▶ _ACTIVITY_:
Once you have read the entries, please say how many lines hold the string "mengambil", giving the number only.
- Opening Delimiter -
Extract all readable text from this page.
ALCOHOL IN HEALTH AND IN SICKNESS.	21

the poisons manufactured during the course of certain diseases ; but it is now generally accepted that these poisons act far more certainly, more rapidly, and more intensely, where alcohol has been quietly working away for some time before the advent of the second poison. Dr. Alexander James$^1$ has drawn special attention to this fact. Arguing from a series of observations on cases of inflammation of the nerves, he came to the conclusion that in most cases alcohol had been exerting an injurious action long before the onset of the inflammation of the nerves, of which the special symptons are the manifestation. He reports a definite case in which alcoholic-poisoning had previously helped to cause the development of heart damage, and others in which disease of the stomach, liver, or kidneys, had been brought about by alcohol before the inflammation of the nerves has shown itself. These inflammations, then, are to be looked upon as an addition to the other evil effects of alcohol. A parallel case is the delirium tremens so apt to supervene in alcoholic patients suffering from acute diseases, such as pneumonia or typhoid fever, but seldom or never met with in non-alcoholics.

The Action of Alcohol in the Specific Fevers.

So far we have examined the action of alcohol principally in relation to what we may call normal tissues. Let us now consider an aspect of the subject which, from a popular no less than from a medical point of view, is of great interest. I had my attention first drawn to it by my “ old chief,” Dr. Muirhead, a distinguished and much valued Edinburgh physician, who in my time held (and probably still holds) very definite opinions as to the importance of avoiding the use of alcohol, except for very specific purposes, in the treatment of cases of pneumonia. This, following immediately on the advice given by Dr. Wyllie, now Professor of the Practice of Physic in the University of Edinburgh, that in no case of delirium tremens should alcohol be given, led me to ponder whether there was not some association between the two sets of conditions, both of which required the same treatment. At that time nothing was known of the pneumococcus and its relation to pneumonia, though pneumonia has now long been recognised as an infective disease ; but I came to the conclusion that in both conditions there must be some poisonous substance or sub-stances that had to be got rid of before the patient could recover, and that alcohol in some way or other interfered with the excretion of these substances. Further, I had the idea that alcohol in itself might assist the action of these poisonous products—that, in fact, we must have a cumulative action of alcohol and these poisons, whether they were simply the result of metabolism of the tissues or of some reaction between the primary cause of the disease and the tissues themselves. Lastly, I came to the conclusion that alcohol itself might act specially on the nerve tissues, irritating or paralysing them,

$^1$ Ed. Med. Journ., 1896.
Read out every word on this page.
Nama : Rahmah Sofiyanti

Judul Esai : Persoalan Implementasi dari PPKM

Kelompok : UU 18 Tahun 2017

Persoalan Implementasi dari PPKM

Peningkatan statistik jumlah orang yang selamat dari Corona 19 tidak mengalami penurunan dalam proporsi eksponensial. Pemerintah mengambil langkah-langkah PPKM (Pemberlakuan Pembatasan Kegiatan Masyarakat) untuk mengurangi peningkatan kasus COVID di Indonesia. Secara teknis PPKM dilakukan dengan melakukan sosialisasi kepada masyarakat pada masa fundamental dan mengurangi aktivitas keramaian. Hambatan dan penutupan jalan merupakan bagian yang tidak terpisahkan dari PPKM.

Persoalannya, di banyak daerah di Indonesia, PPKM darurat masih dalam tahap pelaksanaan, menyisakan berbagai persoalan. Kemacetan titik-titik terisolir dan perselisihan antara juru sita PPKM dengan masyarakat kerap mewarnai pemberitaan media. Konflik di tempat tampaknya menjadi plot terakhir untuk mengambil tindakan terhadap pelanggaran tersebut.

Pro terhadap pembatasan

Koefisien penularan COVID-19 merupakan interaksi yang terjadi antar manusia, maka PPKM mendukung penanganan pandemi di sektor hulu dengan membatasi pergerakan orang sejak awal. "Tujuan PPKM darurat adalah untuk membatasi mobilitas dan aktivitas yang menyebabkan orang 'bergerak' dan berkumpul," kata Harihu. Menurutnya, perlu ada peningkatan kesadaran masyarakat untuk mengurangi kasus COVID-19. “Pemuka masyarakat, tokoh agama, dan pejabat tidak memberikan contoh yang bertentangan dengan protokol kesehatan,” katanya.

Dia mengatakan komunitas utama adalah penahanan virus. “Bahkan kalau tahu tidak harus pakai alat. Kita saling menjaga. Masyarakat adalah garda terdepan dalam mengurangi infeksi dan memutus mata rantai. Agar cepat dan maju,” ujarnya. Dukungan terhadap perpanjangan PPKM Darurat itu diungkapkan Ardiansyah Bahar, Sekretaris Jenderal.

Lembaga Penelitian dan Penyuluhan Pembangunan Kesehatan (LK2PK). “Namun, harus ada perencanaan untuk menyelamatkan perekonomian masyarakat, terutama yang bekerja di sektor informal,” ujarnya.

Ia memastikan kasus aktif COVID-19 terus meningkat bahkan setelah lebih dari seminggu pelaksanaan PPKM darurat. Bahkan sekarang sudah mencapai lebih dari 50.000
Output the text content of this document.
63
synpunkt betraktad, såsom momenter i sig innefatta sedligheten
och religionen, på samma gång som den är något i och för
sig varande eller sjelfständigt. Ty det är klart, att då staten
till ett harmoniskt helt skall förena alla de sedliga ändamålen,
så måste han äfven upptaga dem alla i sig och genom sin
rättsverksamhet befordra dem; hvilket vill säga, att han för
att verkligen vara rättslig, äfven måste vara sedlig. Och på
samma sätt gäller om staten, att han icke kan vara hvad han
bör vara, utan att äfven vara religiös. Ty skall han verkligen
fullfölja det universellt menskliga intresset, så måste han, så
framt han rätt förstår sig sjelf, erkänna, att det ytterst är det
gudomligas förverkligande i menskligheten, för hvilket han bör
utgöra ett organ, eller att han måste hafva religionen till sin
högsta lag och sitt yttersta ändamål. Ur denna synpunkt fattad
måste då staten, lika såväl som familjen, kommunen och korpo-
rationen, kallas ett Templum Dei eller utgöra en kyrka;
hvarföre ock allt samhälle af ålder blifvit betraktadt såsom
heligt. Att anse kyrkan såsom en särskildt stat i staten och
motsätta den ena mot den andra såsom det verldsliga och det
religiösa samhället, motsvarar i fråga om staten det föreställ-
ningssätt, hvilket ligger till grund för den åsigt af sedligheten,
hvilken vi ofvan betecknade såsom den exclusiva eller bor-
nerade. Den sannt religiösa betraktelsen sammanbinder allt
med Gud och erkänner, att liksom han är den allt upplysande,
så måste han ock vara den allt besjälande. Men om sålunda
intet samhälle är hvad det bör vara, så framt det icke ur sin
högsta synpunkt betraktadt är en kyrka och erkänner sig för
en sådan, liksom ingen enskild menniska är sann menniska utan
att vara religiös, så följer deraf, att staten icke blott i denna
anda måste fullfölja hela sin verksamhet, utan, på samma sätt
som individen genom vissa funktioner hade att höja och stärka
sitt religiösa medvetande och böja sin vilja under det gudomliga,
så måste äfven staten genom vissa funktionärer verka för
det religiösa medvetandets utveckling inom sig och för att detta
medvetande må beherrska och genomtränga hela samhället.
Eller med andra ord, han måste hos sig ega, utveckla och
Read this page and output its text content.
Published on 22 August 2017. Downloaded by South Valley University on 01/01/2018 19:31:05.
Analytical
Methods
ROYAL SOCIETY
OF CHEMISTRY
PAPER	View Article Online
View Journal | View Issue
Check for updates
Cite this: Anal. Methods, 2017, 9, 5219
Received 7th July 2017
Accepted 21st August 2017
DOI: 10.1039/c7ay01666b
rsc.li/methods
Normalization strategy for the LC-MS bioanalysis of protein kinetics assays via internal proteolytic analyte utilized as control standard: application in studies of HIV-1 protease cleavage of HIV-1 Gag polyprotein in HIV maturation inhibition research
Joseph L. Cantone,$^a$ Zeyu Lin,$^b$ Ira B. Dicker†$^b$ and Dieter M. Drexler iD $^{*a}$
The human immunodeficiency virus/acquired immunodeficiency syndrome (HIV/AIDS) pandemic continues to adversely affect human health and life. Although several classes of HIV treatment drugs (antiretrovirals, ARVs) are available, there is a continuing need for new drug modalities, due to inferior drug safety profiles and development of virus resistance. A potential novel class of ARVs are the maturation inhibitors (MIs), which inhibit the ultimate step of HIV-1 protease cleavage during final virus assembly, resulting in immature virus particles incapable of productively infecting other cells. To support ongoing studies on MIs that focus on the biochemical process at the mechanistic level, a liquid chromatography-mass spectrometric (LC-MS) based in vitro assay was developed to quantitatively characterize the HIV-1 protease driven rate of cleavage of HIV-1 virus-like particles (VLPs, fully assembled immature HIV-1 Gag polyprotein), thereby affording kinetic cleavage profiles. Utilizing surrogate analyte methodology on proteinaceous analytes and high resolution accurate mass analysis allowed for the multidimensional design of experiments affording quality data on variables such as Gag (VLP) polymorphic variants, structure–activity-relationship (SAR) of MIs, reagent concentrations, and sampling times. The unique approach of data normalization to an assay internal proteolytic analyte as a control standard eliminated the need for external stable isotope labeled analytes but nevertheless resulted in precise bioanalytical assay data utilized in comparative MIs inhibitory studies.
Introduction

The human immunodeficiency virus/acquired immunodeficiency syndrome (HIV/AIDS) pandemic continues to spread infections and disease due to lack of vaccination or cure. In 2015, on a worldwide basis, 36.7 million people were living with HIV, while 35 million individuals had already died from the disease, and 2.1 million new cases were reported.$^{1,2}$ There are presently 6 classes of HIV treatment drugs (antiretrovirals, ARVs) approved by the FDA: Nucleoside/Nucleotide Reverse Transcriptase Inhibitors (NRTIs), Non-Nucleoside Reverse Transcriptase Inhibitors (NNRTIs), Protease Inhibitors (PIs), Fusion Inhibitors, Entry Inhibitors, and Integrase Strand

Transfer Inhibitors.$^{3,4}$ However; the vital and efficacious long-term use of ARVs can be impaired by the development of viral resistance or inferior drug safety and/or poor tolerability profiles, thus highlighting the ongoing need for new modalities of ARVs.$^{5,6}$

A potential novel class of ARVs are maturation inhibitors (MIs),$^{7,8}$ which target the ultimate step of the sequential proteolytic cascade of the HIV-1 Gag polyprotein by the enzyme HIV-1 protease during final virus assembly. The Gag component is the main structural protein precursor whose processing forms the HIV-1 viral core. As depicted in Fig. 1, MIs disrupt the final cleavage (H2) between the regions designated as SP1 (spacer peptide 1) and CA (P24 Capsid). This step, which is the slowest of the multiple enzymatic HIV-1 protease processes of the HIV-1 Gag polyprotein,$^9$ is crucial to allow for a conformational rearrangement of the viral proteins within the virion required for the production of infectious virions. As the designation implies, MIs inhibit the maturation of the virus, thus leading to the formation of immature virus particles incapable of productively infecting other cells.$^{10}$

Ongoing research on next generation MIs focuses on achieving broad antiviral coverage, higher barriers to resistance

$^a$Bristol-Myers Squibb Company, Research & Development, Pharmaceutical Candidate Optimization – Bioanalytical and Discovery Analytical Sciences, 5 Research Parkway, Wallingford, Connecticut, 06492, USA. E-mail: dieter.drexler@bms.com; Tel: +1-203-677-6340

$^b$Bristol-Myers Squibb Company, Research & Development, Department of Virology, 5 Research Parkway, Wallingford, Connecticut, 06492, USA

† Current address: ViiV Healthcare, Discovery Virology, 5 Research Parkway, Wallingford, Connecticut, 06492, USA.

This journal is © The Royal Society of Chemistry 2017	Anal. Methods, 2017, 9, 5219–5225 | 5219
- Closing Delimiter -
▶ _REPLY TO THE TASK_:
2